Excerpt from a dataset:
########################################

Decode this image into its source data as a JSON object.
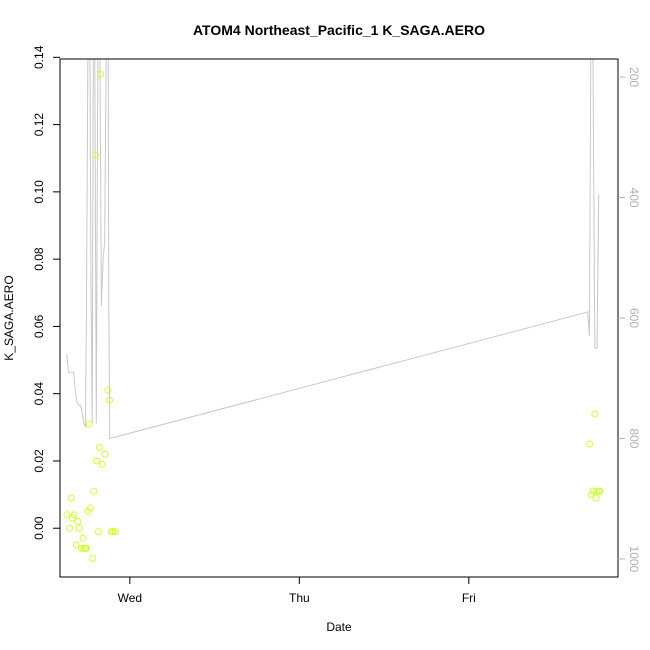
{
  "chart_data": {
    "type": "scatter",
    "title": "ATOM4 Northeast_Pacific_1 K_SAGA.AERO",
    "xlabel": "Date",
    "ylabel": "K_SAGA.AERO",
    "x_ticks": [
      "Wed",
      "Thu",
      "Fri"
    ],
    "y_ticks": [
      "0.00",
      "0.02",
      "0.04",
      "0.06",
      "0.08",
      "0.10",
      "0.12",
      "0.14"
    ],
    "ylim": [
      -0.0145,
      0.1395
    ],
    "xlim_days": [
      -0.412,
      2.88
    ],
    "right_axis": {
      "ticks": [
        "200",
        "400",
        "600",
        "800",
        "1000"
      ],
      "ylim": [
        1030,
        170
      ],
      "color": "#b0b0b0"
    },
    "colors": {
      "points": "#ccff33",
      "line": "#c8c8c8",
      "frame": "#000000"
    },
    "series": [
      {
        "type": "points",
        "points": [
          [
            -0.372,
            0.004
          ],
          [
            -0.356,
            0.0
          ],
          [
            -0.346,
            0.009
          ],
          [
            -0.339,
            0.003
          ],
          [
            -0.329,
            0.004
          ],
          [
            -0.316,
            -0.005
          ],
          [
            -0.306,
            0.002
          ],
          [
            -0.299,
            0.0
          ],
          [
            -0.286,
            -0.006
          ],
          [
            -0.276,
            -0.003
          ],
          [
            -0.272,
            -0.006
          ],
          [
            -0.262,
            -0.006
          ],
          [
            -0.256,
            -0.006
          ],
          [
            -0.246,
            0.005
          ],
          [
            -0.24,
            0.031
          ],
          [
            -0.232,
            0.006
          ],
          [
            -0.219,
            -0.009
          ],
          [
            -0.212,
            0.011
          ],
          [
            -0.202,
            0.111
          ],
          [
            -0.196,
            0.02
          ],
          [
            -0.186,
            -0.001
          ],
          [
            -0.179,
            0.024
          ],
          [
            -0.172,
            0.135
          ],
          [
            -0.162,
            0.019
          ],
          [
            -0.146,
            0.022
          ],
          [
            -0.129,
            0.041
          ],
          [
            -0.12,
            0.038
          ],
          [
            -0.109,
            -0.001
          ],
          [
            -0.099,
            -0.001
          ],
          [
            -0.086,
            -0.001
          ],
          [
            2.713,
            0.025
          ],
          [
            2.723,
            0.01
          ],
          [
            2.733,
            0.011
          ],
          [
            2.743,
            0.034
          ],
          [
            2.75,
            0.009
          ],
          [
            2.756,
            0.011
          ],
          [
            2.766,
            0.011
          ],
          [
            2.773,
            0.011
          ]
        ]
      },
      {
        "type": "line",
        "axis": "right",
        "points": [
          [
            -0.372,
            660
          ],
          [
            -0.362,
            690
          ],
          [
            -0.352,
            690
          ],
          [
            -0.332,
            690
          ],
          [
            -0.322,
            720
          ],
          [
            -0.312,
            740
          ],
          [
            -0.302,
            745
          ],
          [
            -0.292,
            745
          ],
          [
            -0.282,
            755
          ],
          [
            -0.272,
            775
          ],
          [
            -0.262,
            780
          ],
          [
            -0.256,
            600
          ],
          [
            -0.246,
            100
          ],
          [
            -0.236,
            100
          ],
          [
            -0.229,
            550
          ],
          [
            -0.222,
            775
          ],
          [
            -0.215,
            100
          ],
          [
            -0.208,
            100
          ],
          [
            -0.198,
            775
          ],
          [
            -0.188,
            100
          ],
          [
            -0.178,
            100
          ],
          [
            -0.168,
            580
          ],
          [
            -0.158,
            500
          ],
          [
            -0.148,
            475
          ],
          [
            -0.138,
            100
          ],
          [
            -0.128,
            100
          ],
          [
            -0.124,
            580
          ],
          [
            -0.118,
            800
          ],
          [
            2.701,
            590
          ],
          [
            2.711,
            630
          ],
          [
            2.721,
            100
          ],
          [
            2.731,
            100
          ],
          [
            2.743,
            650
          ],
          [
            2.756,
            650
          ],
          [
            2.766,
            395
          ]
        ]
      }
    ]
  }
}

########################################

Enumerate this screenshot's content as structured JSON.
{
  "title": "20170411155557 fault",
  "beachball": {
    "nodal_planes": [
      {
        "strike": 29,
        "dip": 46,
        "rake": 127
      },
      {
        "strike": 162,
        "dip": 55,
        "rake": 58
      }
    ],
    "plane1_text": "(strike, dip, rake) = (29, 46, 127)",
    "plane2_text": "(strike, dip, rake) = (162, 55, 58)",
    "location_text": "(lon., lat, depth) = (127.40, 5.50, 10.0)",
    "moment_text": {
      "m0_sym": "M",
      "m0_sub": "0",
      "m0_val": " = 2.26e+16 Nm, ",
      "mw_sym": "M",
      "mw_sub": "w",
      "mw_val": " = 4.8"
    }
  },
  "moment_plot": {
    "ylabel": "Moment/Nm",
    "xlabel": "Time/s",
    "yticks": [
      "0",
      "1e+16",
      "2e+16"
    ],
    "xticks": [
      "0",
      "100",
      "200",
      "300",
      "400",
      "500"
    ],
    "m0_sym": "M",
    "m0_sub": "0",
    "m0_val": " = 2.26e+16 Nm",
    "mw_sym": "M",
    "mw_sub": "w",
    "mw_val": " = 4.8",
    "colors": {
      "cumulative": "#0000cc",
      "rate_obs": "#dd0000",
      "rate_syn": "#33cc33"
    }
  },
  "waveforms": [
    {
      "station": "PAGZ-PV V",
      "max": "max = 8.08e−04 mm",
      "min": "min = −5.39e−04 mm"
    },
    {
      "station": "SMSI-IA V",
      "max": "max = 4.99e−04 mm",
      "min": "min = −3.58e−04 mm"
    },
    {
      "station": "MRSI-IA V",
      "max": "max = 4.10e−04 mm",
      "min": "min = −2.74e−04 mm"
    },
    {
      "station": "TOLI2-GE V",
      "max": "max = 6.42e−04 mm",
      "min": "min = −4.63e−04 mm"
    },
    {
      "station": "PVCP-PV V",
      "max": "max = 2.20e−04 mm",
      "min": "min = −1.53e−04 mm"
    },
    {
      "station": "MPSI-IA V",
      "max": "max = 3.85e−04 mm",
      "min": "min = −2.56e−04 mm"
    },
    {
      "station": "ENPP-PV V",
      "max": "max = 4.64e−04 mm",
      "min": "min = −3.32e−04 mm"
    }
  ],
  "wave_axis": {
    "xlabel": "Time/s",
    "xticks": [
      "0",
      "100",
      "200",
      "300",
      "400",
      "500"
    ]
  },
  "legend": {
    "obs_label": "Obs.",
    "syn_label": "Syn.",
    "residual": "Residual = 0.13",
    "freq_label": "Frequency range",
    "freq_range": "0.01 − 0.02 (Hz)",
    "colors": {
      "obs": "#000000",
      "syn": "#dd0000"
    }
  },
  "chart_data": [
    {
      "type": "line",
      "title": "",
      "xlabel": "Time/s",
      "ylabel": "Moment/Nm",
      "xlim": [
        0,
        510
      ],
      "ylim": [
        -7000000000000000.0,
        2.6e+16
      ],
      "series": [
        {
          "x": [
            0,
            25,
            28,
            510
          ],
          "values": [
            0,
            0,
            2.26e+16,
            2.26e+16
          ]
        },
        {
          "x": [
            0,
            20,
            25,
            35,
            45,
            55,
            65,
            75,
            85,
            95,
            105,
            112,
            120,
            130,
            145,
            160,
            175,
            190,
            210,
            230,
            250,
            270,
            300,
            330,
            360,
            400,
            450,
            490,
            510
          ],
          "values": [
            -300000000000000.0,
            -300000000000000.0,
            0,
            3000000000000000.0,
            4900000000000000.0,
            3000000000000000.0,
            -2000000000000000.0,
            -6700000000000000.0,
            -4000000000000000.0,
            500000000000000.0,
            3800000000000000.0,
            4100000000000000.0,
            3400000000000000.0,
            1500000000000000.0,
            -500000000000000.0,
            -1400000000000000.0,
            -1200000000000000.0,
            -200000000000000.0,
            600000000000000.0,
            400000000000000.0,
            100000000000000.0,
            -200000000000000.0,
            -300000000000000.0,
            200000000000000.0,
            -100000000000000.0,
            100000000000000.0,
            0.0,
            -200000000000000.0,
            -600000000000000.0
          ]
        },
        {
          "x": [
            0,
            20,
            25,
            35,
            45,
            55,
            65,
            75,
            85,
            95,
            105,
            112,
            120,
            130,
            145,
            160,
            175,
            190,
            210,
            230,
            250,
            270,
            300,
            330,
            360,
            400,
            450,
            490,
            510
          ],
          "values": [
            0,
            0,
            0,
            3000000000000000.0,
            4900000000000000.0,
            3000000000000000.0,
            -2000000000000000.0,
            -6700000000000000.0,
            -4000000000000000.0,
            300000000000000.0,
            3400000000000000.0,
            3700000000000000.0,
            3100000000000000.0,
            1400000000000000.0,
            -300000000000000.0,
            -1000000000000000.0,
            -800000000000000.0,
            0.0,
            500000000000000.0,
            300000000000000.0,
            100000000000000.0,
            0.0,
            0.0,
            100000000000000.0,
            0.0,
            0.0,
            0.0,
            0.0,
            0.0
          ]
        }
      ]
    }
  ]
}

########################################

What to produce:
Above are the records. Identify each line that contains the word "ylabel".

Result:
    "ylabel": "K_SAGA.AERO",
    "ylabel": "Moment/Nm",
      "ylabel": "Moment/Nm",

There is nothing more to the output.